Stored items
-------

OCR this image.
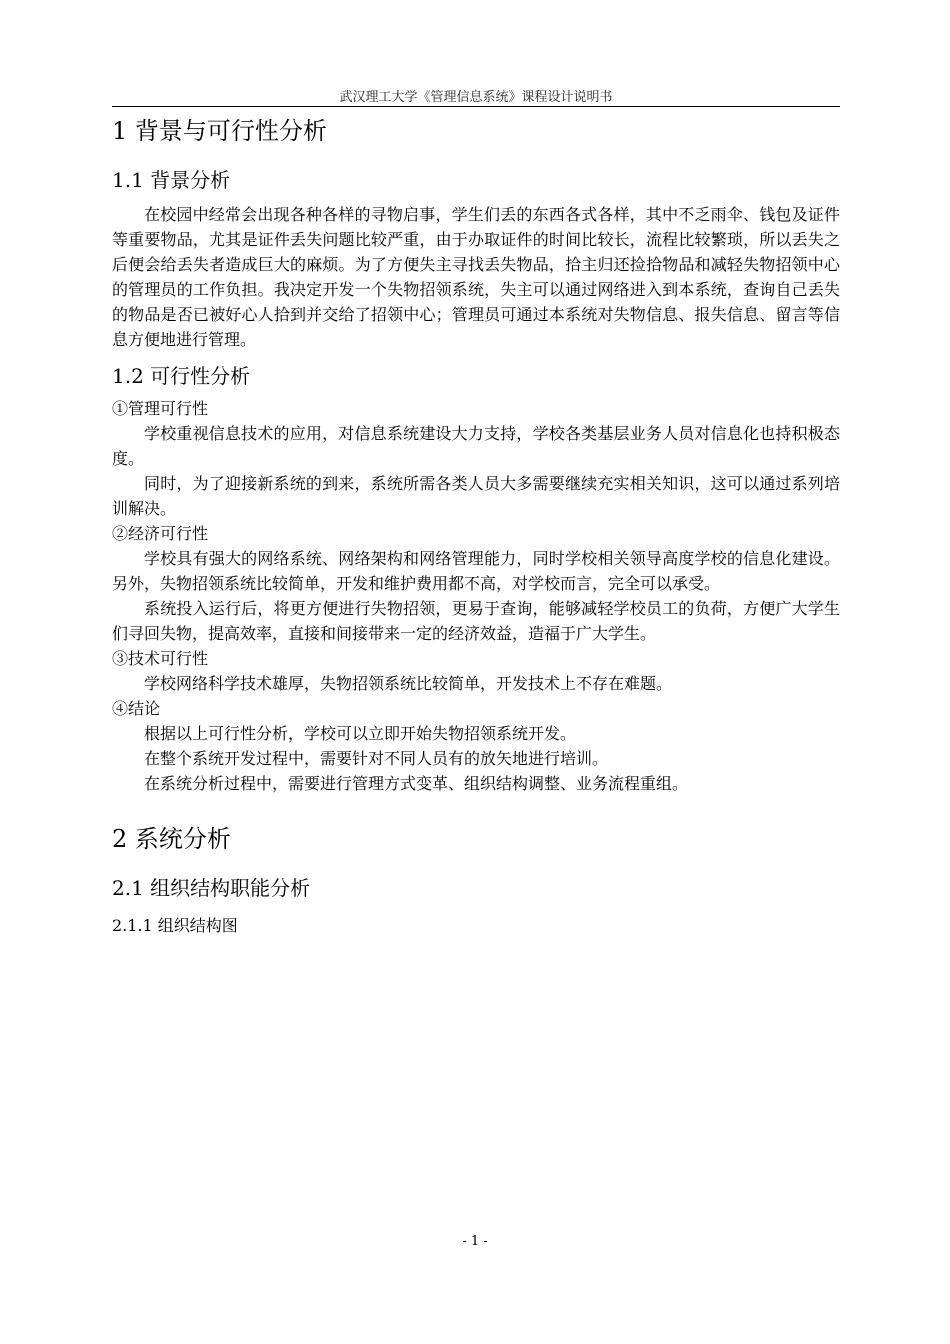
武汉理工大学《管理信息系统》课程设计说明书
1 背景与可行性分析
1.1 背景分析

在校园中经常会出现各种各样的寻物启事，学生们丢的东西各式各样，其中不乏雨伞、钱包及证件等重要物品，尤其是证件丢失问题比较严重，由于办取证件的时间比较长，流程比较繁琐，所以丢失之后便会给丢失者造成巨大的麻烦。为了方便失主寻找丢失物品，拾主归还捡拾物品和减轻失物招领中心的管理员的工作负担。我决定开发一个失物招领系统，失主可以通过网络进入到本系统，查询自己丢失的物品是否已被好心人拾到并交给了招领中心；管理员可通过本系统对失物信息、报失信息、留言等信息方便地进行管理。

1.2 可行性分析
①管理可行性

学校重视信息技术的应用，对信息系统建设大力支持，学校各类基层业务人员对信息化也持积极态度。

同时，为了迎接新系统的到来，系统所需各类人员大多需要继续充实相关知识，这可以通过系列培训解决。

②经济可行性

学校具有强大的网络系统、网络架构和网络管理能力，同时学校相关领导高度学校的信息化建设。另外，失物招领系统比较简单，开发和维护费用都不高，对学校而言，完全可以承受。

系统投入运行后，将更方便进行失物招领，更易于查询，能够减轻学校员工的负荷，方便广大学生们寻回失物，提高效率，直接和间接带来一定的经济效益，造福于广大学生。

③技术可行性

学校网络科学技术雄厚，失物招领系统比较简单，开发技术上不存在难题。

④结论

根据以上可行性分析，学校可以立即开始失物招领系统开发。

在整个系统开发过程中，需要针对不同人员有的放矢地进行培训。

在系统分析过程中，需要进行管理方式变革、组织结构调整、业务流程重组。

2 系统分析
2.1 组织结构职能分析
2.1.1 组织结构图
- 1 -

-------

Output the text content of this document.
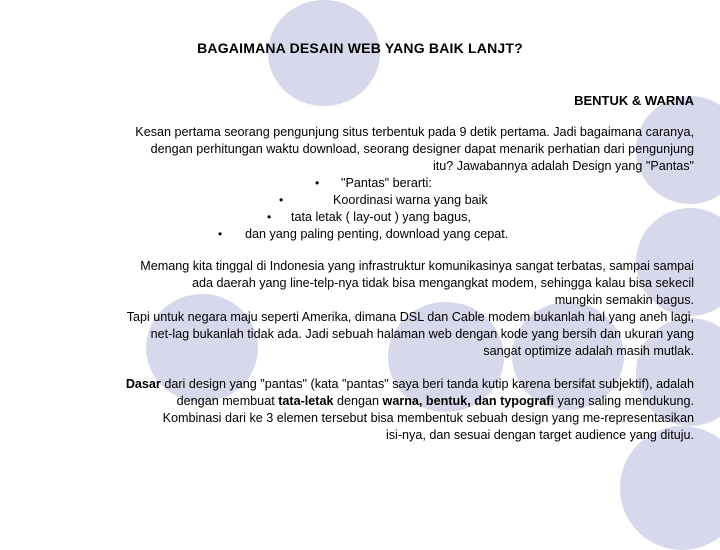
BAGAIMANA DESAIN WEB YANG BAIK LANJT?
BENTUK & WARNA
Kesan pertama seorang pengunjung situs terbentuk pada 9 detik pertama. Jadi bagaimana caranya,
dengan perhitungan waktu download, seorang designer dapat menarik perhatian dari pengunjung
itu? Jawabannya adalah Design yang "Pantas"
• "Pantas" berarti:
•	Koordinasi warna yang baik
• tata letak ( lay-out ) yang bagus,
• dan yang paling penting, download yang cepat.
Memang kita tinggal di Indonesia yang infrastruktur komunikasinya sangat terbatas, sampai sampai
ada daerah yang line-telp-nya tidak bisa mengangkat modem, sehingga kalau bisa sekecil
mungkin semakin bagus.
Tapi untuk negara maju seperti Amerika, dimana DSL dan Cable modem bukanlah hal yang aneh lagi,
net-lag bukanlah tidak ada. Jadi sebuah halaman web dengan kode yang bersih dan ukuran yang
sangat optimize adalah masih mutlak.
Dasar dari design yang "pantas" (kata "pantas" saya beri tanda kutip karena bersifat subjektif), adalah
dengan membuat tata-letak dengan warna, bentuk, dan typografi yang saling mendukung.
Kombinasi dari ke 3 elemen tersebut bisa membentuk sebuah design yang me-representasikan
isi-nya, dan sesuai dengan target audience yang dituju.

-------

To do: Copy out all lines above that include the string "sangat".

Output for this task:
Memang kita tinggal di Indonesia yang infrastruktur komunikasinya sangat terbatas, sampai sampai
sangat optimize adalah masih mutlak.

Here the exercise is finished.